#### Texte
====================
RM : Quelles autres stratégies peuvent être développées pour toucher les jeunes oreilles ?

EL : Elles sont nombreuses et nous avons à cœur de prospecter dans cette direction. Nous avons conclu, dans le prolongement des activités du GPLC un partenariat avec la Médiathèque Musicale Mahler (Fondation Royaumont), le CRR de Paris et les classes CHAM (classes à horaires aménagés) du collège Octave Gréard de Paris ; l'idée étant d'inviter deux compositeurs de générations différentes et deux pianistes dans le cadre de l'heure de musique hebdomadaire pour initier les collégiens au monde sonore contemporain et les inviter dans un même élan à rejoindre le GPLC. Nous pensons également à des organismes comme Demos ou Orchestre à l'école, très engagés dans une politique de commande eux-aussi, qui s'inscrivent naturellement dans la mission de la MMC désireuse de voir la musique contemporaine jouée par les plus jeunes. Le développement des publics de la musique contemporaine ne peut se faire sans la formation professionnelle, en partenariat avec les conservatoires, pour sensibiliser les musiciens d'aujourd'hui comme de demain à la médiation et à la relation essentielle avec le public.

RM : Quelle place est faite dans le secteur de la musique contemporaine aux projets pluridisciplinaires tels que la musique à l'image, les associations musique et geste, installations, musique et arts plastiques, etc.?

EL : L'interdisciplinarité a un effet de décloisonnement par la construction d'un projet commun répondant à des objectifs partagés. Par exemple, la commande d'une œuvre musicale à destination d'un ballet favorisera l'échange de savoirs et de compétences mais aussi le croisement et l'élargissement des publics. Dans cette même logique, des collaborations originales avec d'autres genres musicaux font sens. La MMC souhaite faciliter et accompagner la réalisation de projets pluridisciplinaires en contribuant activement au développement de ces collaborations afin de pouvoir accroître le rayonnement et la visibilité du répertoire contemporain.
====================
#### Exercices proposés
1. Recopiez l'entretien sur la musique contemporaine depuis « RM : Quelle place » jusqu'à « du répertoire contemporain. » inclus.
2. D'après l'entretien sur la musique contemporaine, dans quel but la MMC veut-elle faciliter et accompagner les projets pluridisciplinaires ? Répondez en une à trois phrases.
3. Répondez à ces questions sur l'entretien sur la musique contemporaine :
(a) Avec quel collège de Paris un partenariat a-t-il été conclu ?
(b) Combien de compositeurs et de pianistes sont invités dans le cadre de l'heure de musique hebdomadaire ?
(c) Quelle commande est citée en exemple pour illustrer l'interdisciplinarité ?
Appuyez-vous uniquement sur l'entretien pour faire ce travail.

#### Données enregistrées
====================
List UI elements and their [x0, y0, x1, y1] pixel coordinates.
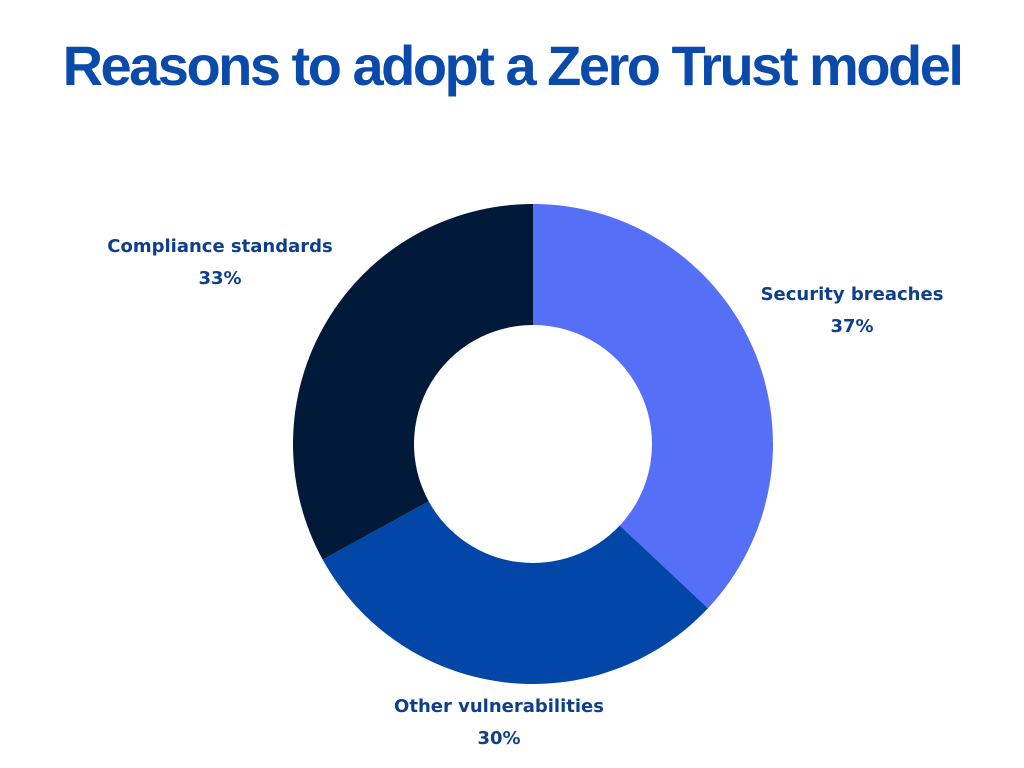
====================
#### Corrigé
1.
RM : Quelle place est faite dans le secteur de la musique contemporaine aux projets pluridisciplinaires tels que la musique à l'image, les associations musique et geste, installations, musique et arts plastiques, etc.?

EL : L'interdisciplinarité a un effet de décloisonnement par la construction d'un projet commun répondant à des objectifs partagés. Par exemple, la commande d'une œuvre musicale à destination d'un ballet favorisera l'échange de savoirs et de compétences mais aussi le croisement et l'élargissement des publics. Dans cette même logique, des collaborations originales avec d'autres genres musicaux font sens. La MMC souhaite faciliter et accompagner la réalisation de projets pluridisciplinaires en contribuant activement au développement de ces collaborations afin de pouvoir accroître le rayonnement et la visibilité du répertoire contemporain.

2. La MMC veut contribuer activement au développement de ces collaborations afin d'accroître le rayonnement et la visibilité du répertoire contemporain.

3.
(a) Le collège Octave Gréard de Paris, avec ses classes CHAM.
(b) Deux compositeurs de générations différentes et deux pianistes.
(c) La commande d'une œuvre musicale à destination d'un ballet.